## Sayfa alıntısı

Salgın aslında geleneksel medyanın (gazete ve tv) değerini de artırdı. Sosyal medyada ve WhatsApp gruplarında yayılan sahte haberler ve ses kayıtları nedeniyle ABD’de halk New York Times, Washington Post, Wall Street Journal gibi saygın gazetelerin internet sitelerine akın etmiş durumda. Gazeteler de bunu fırsata çevirerek paralı abonelere haberleri vermek yerine koronavirüs haberlerinin bulunduğu bölümleri parasız hale getirerek bu dönemde para kazanmak yerine saygınlık kazanmayı tercih ettiler. Tüm ülkelerde ekranlara çıkan uzmanların söyledikleri dikkatle takip ediliyor. Aynı zamanda Türkiye’de teyit.org gibi dünyada “fack checking” sitelerinin ziyaretçi sayılarında rekor artışlar yaşanıyor. Gazetelerin yazı işleri ise karantina ve sokağa çıkma yasakları nedeniyle boşalmış durumda. Birçok gazete kadrosunun yüzde 10’unu binalarında çalıştırıyor. Uzaktan çalışma medya sektörü için de bir standart haline gelebilir. 

Devletçilik

Korona ile devletçilik ilkesinin yıldızı yeniden parlayacak. Küreselleşme yeniden düşünülmeye başlanacak. ABD ve AB’nin dünyadaki rolleri sorgulanacak. Her ülkede dayanışma ve toplumun birbirine yaklaşması çatışmacı siyasetin gerilemesine sebep olabilir.

Öğe yerleşim verileri:
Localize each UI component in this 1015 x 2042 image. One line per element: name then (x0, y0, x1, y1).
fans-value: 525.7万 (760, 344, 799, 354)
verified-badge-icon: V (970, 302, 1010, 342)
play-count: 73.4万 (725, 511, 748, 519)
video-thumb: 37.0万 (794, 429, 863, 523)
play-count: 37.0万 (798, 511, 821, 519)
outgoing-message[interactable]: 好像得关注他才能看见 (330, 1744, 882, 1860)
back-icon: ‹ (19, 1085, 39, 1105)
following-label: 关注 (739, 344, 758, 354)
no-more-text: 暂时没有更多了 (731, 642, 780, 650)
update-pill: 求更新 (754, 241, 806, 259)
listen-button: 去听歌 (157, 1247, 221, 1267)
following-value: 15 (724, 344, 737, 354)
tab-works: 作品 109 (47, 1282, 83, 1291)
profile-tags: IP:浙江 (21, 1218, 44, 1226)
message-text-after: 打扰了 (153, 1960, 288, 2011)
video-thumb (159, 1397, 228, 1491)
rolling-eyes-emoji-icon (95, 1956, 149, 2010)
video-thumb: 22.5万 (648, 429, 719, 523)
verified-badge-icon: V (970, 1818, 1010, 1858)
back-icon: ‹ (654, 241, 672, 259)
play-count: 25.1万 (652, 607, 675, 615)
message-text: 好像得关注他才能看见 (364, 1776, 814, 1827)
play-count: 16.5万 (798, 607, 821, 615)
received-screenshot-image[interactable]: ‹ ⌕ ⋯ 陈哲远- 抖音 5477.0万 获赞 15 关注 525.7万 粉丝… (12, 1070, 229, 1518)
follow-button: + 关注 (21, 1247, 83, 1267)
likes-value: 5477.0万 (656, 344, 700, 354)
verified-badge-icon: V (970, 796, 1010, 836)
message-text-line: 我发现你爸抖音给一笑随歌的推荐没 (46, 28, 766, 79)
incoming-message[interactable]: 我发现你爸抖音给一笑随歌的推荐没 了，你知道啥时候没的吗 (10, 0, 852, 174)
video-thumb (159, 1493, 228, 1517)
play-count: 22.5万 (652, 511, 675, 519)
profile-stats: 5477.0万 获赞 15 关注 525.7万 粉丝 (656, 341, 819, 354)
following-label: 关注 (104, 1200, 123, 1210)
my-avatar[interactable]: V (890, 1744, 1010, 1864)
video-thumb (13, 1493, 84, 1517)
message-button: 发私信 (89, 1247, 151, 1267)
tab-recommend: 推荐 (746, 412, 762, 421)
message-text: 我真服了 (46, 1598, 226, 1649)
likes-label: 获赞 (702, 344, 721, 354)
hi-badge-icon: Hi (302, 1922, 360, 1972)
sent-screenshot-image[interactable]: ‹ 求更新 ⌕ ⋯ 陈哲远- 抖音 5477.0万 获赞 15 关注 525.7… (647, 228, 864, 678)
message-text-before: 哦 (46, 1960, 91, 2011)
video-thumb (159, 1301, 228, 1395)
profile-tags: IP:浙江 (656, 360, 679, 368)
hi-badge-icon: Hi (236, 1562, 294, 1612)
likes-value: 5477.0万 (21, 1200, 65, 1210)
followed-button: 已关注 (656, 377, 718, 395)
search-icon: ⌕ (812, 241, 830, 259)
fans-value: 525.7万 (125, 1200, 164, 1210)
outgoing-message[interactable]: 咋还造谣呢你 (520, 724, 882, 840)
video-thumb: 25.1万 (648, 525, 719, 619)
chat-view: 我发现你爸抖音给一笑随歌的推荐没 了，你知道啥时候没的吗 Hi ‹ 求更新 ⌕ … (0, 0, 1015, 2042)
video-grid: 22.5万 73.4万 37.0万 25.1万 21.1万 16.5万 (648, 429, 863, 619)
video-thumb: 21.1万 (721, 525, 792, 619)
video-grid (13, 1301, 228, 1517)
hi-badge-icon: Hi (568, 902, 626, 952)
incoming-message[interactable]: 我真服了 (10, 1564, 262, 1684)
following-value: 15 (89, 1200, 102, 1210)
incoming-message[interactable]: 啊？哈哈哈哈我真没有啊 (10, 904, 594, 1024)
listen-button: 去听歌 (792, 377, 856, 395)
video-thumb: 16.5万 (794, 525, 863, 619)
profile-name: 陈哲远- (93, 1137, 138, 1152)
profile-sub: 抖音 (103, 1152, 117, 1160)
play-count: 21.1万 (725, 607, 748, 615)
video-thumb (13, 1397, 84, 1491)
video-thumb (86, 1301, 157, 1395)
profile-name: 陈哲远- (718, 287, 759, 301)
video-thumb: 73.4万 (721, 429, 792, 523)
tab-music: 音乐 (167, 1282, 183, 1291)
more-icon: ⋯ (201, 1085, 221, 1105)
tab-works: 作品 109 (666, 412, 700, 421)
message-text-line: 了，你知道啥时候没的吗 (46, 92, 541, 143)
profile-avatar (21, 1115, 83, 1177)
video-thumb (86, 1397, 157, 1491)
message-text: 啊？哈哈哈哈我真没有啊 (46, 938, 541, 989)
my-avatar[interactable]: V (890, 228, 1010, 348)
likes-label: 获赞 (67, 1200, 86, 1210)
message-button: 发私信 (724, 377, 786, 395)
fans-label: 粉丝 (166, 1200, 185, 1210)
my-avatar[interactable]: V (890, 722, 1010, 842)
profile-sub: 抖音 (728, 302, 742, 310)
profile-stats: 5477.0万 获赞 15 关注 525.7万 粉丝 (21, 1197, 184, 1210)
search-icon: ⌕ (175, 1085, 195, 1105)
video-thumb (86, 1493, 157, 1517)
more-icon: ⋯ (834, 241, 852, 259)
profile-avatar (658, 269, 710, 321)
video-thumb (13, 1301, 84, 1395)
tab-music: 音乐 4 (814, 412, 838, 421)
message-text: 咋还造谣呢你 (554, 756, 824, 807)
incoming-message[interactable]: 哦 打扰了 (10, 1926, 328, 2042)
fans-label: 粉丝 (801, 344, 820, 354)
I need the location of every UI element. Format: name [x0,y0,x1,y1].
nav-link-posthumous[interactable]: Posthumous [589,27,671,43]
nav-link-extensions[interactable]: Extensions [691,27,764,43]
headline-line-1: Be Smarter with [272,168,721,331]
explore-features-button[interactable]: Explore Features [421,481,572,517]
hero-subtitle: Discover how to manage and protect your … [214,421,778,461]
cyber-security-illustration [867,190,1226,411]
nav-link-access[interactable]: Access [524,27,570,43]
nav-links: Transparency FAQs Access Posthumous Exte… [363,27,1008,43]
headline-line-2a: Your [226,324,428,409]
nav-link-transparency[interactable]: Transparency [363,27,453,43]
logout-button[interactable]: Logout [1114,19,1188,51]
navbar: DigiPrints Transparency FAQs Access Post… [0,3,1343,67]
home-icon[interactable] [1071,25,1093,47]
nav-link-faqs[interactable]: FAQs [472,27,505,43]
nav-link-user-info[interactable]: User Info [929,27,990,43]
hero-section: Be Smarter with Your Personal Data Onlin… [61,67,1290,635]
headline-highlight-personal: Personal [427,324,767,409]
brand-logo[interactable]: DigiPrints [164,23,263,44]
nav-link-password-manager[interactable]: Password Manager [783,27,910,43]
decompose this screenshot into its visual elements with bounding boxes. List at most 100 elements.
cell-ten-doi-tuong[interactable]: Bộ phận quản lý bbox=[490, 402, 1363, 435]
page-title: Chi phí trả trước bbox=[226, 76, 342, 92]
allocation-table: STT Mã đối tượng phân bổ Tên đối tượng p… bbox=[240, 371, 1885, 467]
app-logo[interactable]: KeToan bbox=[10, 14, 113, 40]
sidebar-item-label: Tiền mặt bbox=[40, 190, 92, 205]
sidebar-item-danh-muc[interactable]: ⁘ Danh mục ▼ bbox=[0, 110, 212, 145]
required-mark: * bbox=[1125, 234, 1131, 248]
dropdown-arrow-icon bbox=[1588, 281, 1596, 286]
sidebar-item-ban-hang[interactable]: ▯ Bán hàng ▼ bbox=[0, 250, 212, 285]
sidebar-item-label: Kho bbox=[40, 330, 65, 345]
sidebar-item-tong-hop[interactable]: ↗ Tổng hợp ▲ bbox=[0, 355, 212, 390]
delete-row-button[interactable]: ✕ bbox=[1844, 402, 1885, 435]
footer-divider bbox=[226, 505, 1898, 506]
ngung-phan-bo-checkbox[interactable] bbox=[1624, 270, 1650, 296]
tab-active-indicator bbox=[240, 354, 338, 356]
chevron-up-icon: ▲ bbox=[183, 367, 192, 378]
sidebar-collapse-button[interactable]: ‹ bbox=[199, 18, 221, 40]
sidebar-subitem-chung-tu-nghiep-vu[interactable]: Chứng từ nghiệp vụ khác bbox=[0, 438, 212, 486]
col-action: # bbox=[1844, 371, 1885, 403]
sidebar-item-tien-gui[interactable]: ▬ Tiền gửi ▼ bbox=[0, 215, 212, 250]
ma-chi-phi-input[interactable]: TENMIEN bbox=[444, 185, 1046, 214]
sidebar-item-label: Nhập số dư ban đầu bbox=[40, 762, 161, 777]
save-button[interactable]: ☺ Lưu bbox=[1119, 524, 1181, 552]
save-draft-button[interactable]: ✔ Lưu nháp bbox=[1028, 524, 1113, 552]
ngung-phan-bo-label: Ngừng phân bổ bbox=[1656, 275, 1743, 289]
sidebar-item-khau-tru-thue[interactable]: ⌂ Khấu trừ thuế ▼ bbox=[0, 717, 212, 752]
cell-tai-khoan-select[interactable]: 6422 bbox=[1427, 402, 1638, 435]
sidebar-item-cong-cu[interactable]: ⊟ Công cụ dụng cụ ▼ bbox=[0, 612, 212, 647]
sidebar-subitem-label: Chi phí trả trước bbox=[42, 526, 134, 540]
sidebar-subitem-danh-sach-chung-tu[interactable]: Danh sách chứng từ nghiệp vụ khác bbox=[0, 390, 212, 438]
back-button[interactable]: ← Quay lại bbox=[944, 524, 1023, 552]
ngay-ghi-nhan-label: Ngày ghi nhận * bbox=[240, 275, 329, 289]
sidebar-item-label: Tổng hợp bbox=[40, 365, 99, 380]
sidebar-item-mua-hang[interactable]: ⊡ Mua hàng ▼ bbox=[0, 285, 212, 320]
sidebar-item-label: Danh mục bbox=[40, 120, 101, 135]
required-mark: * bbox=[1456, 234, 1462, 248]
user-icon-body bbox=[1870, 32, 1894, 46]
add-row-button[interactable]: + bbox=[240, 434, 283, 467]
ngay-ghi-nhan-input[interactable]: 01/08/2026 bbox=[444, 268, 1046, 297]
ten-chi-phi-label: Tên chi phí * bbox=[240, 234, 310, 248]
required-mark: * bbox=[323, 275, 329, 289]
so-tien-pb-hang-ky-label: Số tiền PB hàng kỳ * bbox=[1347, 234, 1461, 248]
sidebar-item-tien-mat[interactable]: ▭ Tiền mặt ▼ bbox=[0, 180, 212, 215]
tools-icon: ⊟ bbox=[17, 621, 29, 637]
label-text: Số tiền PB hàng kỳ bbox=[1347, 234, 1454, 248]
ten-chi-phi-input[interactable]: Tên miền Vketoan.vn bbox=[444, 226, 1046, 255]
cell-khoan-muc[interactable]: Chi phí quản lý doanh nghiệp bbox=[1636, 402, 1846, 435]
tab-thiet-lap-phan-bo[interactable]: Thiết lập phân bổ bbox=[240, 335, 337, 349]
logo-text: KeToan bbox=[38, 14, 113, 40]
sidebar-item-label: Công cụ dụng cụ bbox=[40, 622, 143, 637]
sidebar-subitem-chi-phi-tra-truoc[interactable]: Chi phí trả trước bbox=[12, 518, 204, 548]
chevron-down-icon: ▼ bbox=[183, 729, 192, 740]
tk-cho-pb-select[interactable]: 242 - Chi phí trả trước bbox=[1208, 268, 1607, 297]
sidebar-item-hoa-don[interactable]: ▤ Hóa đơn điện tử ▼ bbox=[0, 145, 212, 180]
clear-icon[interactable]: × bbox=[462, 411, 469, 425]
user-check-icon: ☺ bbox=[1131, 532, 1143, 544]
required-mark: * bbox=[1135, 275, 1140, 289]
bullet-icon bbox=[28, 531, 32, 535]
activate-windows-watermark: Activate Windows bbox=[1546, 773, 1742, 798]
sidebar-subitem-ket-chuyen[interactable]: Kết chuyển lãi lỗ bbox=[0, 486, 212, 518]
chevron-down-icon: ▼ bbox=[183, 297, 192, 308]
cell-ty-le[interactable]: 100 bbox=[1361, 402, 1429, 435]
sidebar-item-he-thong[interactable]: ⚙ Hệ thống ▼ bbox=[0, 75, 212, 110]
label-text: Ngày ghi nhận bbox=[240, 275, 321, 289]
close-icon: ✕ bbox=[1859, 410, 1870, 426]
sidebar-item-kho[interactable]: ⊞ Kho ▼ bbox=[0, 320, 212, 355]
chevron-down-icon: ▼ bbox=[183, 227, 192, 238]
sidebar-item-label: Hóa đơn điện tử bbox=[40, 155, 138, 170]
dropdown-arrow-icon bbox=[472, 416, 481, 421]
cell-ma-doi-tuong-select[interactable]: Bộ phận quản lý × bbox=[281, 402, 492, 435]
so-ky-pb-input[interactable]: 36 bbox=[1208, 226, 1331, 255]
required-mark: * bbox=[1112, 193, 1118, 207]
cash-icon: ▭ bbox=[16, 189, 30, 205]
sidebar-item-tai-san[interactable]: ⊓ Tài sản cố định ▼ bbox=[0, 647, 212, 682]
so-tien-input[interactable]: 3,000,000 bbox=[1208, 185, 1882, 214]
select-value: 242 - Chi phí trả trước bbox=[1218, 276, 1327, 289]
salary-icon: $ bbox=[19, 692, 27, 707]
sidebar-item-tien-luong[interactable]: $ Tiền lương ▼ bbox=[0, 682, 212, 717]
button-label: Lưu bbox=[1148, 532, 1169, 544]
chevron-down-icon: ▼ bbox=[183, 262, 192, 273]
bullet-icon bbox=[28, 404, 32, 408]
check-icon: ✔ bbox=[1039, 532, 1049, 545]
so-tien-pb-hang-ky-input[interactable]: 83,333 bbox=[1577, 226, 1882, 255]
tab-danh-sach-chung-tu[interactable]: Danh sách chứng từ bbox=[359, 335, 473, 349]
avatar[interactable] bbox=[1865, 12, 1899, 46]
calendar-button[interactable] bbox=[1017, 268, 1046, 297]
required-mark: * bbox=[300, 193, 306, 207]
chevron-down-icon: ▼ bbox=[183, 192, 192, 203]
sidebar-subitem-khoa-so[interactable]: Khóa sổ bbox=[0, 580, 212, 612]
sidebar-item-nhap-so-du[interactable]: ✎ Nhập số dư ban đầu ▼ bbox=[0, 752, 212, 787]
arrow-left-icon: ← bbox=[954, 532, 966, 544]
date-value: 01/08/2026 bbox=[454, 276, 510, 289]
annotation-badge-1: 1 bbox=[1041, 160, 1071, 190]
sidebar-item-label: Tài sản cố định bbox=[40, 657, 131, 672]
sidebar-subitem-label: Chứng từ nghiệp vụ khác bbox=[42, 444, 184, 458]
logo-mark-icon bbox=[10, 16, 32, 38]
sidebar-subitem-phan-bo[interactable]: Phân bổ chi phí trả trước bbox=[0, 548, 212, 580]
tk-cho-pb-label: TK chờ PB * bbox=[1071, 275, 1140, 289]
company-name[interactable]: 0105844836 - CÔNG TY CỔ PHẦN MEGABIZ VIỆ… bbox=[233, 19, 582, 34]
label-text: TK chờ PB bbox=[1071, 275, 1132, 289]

## Görev listesi
- a) Salgın üzerine metindeki "Küreselleşme yeniden düşünülmeye başlanacak." cümlesini İngilizceye çevirin.
- b) Salgın üzerine metne göre aşağıdaki soruları yanıtlayın.
(i) Birçok gazete kadrosunun yüzde kaçını binalarında çalıştırıyor?
(ii) Türkiye'den örnek verilen site hangisi?
(iii) Korona ile hangi ilkenin yıldızı yeniden parlayacak?
- c) Salgın üzerine metni son cümlesinin ardından sürdürün.

## Görevlere göre çıktılar
- a) Globalization will begin to be reconsidered.

- b)
(i) Yüzde 10'unu.
(ii) teyit.org
(iii) Devletçilik ilkesinin.

- c)
Alışveriş

Salgında sokağa çıkma kısıtlamaları, insanların marketlere alışveriş için girmekten çekinmesi gibi nedenlerle “Getir” benzeri uygulamalar ve sanal alışverişe adeta zirve yaptırdı. Her yıl ortalama yüzde 30 dolayında büyüyen e-ticarette online marketler altın çağını yaşıyor. Sanal marketler 2019’a göre yüzde 484’lük büyüme rakamına ve 1.8 milyar TL hacime ulaştı. Evlere kapanıp tüm ihtiyaçlarını cep, tablet ve PC başında karşılamak isteyenler nedeniyle dünyada bu online alışveriş çılgınlığı daha uzun bir süre devam edecek gibi görünüyor.  Salesforce tarafından yapılan araştırmaya göre Noel ve yılbaşı için Aralık’ın ilk iki haftasında yapılan küresel alışveriş geçen yıla göre yüzde 45 artış göstererek 181 milyar dolara yükseldi. 

Eğitim

Dünya genelinde milyonlarca çocuk ve genç salgın döneminde uzaktan eğitimle tanıştı. Bu sistem de kalıcı olacağa benziyor. Nitekim Milli Eğitim Bakanı Ziya Selçuk, “Normal eğitim döneminde de uzaktan eğitimin altyapısını kullanmaya devam edeceğiz ve büyük bir çalışma devam ediyor. Çünkü biz uzaktan eğitimi sadece salgın döneminin geçici bir tedbiri olarak görmüyoruz” dedi. Ancak bu dönemde Dünya Bankası rakamlarına göre 1.6 milyar çocuk okula gidemedi ve bunların düşük ve orta gelir düzeyinde ülkelerde yaşayan yüzde 53’ü “eğitim yoksulluğu” yaşadı. Yani uzaktan eğitim kaynaklarına erişmekte zorluk çekti. Dünya Bankası’na göre bunun küresel ekonomiye kaybı 10 trilyon doları bulabilir. Ancak eğitimcilere göre uzaktan eğitim kaçınılmaz. 130 ülke bu alanda yatırımlar yapıyor. Yani er ya da geç dünya öyle ya da böyle uzaktan eğitime yönelecek.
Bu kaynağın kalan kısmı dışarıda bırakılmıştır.